Objective: Copy out every line that contains the word "中国移动".

=-=-=

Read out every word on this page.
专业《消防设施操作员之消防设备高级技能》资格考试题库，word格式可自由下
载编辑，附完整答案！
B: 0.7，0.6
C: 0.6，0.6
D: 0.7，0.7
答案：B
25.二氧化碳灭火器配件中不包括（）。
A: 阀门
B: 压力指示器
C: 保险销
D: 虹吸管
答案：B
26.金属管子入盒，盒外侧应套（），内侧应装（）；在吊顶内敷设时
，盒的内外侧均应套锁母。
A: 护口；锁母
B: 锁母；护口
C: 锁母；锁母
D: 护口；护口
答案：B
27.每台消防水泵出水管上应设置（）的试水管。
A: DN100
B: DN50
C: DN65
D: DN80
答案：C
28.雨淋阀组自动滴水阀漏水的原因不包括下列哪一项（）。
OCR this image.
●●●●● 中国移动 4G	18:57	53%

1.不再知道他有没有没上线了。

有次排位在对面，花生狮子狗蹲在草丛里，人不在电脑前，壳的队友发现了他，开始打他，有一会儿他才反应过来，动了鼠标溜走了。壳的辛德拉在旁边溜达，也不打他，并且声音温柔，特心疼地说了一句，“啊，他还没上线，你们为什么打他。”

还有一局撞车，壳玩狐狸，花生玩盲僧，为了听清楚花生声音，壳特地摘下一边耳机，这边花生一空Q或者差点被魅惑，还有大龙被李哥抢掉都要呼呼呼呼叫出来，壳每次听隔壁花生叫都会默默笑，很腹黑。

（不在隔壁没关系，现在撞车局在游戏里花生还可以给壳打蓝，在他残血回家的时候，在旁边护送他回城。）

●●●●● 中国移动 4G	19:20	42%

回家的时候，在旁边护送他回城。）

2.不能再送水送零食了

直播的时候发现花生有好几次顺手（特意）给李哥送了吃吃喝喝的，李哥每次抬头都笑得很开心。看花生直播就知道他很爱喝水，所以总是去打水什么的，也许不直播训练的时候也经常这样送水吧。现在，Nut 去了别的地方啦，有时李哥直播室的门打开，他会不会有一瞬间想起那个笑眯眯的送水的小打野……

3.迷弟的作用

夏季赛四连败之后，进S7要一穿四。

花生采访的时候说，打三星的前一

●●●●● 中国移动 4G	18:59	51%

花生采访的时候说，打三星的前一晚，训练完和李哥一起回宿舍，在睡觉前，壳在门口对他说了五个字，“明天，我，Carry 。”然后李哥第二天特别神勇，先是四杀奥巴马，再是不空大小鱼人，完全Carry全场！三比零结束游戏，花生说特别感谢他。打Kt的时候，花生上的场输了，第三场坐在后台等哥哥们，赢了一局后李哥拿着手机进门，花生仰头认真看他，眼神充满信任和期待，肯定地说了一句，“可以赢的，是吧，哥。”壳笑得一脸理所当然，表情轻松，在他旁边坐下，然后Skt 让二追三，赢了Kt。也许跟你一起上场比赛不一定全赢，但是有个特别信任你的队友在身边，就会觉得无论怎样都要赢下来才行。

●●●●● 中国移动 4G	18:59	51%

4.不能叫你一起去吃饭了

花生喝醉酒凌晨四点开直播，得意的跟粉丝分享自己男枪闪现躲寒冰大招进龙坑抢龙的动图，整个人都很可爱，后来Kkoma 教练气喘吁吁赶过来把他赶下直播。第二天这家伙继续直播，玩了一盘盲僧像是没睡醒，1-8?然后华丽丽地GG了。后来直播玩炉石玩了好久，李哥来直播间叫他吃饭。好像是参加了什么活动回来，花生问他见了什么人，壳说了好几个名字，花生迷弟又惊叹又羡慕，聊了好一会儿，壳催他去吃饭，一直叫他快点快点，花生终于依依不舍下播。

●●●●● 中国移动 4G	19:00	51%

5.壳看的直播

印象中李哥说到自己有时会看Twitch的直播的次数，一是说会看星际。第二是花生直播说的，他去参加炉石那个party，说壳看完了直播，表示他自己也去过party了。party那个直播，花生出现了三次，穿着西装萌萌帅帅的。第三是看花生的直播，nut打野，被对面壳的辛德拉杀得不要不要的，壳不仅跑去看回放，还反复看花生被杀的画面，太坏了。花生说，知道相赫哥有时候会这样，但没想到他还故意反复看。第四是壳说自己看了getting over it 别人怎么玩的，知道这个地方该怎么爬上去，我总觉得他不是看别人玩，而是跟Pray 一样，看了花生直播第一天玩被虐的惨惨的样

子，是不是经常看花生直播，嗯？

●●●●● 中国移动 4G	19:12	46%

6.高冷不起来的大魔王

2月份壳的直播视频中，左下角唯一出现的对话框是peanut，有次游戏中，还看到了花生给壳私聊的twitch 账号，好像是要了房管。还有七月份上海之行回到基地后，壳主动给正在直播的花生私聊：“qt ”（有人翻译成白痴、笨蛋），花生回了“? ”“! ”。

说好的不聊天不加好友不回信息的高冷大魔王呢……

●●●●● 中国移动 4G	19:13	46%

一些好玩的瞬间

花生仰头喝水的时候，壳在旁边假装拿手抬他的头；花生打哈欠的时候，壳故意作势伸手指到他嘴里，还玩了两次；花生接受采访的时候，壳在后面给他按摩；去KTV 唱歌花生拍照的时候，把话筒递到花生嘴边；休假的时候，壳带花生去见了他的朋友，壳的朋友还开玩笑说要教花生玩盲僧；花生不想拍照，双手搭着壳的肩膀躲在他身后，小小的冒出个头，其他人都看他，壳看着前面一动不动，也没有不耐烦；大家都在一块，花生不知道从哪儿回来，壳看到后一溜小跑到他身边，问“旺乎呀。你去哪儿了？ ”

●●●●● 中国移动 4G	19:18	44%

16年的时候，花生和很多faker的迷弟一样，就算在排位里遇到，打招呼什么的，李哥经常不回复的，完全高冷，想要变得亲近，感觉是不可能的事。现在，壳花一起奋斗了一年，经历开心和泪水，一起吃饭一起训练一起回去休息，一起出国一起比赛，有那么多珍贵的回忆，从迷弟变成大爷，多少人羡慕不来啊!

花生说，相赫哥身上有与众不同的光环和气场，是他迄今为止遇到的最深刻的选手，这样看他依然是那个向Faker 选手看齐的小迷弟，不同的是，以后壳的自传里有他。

=-=-=

Complete response:
●●●●● 中国移动 4G	18:57	53%
●●●●● 中国移动 4G	19:20	42%
●●●●● 中国移动 4G	18:59	51%
●●●●● 中国移动 4G	18:59	51%
●●●●● 中国移动 4G	19:00	51%
●●●●● 中国移动 4G	19:12	46%
●●●●● 中国移动 4G	19:13	46%
●●●●● 中国移动 4G	19:18	44%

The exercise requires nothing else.